- _Exercise prompt_
Please output the records below in full, exactly as given, but without the images.

[Stored dataset items]
● ● ● ●

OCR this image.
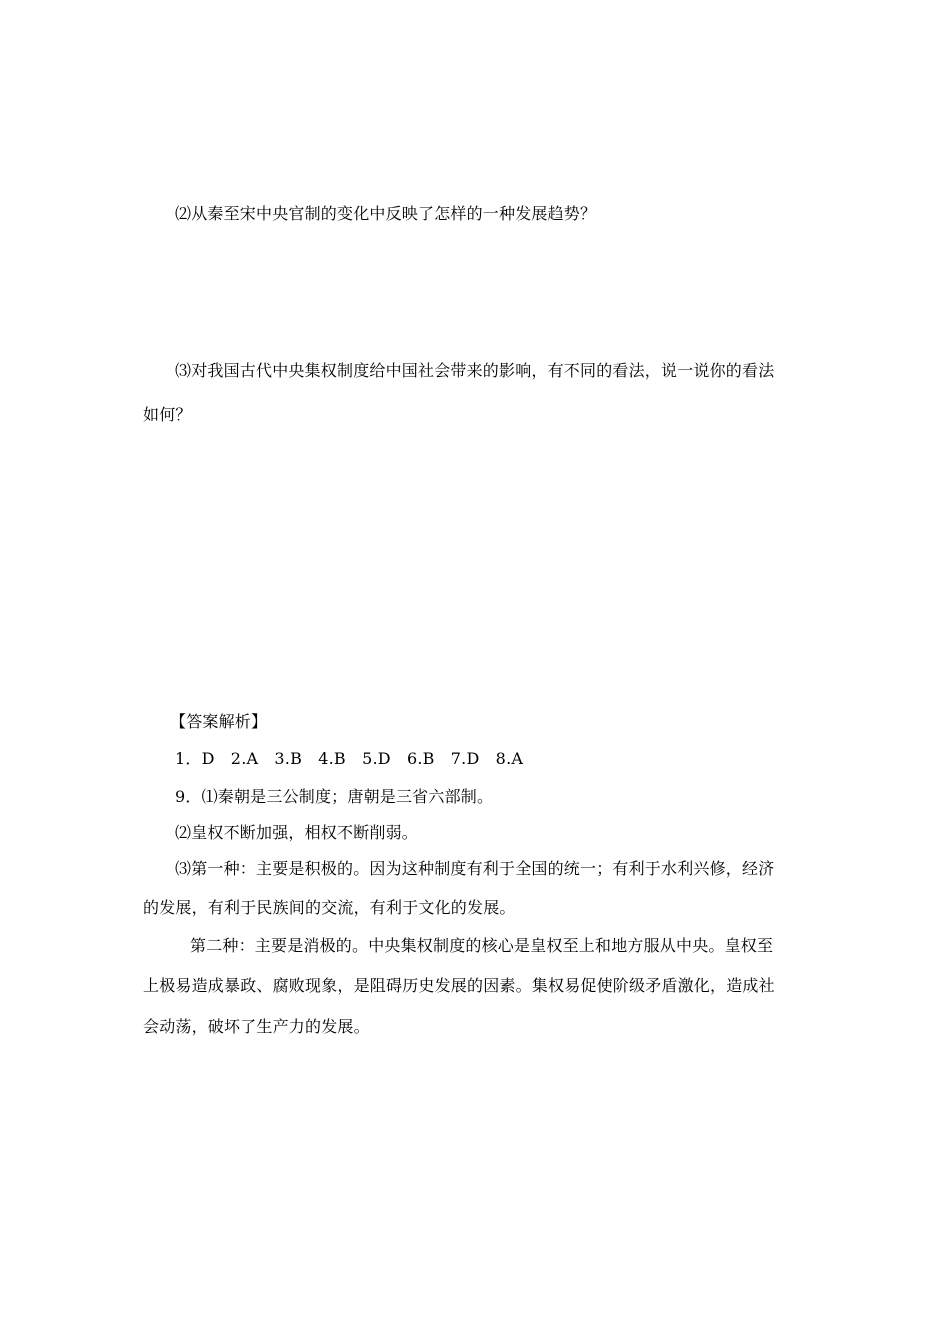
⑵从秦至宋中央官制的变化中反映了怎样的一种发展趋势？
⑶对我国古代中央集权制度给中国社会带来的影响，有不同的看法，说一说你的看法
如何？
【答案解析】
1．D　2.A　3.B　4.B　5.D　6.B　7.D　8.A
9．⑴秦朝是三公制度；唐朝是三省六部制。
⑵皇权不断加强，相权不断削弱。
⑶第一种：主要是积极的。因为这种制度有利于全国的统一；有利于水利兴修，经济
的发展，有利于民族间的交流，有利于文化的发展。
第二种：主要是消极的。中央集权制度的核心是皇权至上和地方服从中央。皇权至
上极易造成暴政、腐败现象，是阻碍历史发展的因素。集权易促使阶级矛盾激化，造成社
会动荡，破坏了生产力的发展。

● ● ● ●

- _Complete response_
OCR this image.
⑵从秦至宋中央官制的变化中反映了怎样的一种发展趋势？
⑶对我国古代中央集权制度给中国社会带来的影响，有不同的看法，说一说你的看法
如何？
【答案解析】
1．D　2.A　3.B　4.B　5.D　6.B　7.D　8.A
9．⑴秦朝是三公制度；唐朝是三省六部制。
⑵皇权不断加强，相权不断削弱。
⑶第一种：主要是积极的。因为这种制度有利于全国的统一；有利于水利兴修，经济
的发展，有利于民族间的交流，有利于文化的发展。
第二种：主要是消极的。中央集权制度的核心是皇权至上和地方服从中央。皇权至
上极易造成暴政、腐败现象，是阻碍历史发展的因素。集权易促使阶级矛盾激化，造成社
会动荡，破坏了生产力的发展。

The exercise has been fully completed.